### Data items
- - - - - - -

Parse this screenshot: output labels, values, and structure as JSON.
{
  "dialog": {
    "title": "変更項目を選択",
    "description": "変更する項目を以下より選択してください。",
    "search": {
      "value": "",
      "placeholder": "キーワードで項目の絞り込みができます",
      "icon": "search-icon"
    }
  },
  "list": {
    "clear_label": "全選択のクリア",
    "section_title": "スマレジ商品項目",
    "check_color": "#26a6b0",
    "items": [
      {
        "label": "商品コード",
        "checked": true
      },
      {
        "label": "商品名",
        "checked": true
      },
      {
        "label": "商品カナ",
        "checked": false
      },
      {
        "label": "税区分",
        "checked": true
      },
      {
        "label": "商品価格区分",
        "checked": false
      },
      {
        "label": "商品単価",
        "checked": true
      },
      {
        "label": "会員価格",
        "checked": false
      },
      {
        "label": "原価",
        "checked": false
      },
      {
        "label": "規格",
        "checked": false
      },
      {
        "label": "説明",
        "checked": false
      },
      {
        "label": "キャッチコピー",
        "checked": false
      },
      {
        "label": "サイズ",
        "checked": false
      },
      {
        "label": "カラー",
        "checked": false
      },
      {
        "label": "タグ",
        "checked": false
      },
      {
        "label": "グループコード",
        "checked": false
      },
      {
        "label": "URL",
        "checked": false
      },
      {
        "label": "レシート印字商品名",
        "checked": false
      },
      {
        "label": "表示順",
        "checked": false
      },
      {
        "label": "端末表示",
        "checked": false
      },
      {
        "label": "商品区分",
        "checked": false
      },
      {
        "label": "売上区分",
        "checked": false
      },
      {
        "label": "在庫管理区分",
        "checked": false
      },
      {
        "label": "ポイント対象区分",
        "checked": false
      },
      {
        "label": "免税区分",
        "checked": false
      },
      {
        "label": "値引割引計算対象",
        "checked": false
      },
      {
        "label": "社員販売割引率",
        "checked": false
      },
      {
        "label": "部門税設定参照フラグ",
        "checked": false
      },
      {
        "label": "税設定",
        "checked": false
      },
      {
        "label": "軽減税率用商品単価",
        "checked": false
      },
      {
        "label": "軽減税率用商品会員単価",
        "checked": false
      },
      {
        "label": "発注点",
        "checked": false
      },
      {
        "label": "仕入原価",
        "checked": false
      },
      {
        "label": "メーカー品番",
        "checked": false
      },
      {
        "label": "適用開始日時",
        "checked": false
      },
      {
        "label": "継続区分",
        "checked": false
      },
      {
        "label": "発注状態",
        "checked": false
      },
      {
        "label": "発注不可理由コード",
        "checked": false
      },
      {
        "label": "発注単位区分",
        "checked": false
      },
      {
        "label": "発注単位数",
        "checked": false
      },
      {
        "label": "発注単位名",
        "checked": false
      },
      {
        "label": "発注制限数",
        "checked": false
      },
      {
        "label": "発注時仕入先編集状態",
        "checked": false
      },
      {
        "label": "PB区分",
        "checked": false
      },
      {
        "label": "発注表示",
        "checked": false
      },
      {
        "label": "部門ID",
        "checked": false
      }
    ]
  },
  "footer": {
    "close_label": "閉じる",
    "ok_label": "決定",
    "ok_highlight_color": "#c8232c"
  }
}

- - - - - - -

### Problem requirements
Transcribe the material above word for word.

### Complete response
Parse this screenshot: output labels, values, and structure as JSON.
{
  "dialog": {
    "title": "変更項目を選択",
    "description": "変更する項目を以下より選択してください。",
    "search": {
      "value": "",
      "placeholder": "キーワードで項目の絞り込みができます",
      "icon": "search-icon"
    }
  },
  "list": {
    "clear_label": "全選択のクリア",
    "section_title": "スマレジ商品項目",
    "check_color": "#26a6b0",
    "items": [
      {
        "label": "商品コード",
        "checked": true
      },
      {
        "label": "商品名",
        "checked": true
      },
      {
        "label": "商品カナ",
        "checked": false
      },
      {
        "label": "税区分",
        "checked": true
      },
      {
        "label": "商品価格区分",
        "checked": false
      },
      {
        "label": "商品単価",
        "checked": true
      },
      {
        "label": "会員価格",
        "checked": false
      },
      {
        "label": "原価",
        "checked": false
      },
      {
        "label": "規格",
        "checked": false
      },
      {
        "label": "説明",
        "checked": false
      },
      {
        "label": "キャッチコピー",
        "checked": false
      },
      {
        "label": "サイズ",
        "checked": false
      },
      {
        "label": "カラー",
        "checked": false
      },
      {
        "label": "タグ",
        "checked": false
      },
      {
        "label": "グループコード",
        "checked": false
      },
      {
        "label": "URL",
        "checked": false
      },
      {
        "label": "レシート印字商品名",
        "checked": false
      },
      {
        "label": "表示順",
        "checked": false
      },
      {
        "label": "端末表示",
        "checked": false
      },
      {
        "label": "商品区分",
        "checked": false
      },
      {
        "label": "売上区分",
        "checked": false
      },
      {
        "label": "在庫管理区分",
        "checked": false
      },
      {
        "label": "ポイント対象区分",
        "checked": false
      },
      {
        "label": "免税区分",
        "checked": false
      },
      {
        "label": "値引割引計算対象",
        "checked": false
      },
      {
        "label": "社員販売割引率",
        "checked": false
      },
      {
        "label": "部門税設定参照フラグ",
        "checked": false
      },
      {
        "label": "税設定",
        "checked": false
      },
      {
        "label": "軽減税率用商品単価",
        "checked": false
      },
      {
        "label": "軽減税率用商品会員単価",
        "checked": false
      },
      {
        "label": "発注点",
        "checked": false
      },
      {
        "label": "仕入原価",
        "checked": false
      },
      {
        "label": "メーカー品番",
        "checked": false
      },
      {
        "label": "適用開始日時",
        "checked": false
      },
      {
        "label": "継続区分",
        "checked": false
      },
      {
        "label": "発注状態",
        "checked": false
      },
      {
        "label": "発注不可理由コード",
        "checked": false
      },
      {
        "label": "発注単位区分",
        "checked": false
      },
      {
        "label": "発注単位数",
        "checked": false
      },
      {
        "label": "発注単位名",
        "checked": false
      },
      {
        "label": "発注制限数",
        "checked": false
      },
      {
        "label": "発注時仕入先編集状態",
        "checked": false
      },
      {
        "label": "PB区分",
        "checked": false
      },
      {
        "label": "発注表示",
        "checked": false
      },
      {
        "label": "部門ID",
        "checked": false
      }
    ]
  },
  "footer": {
    "close_label": "閉じる",
    "ok_label": "決定",
    "ok_highlight_color": "#c8232c"
  }
}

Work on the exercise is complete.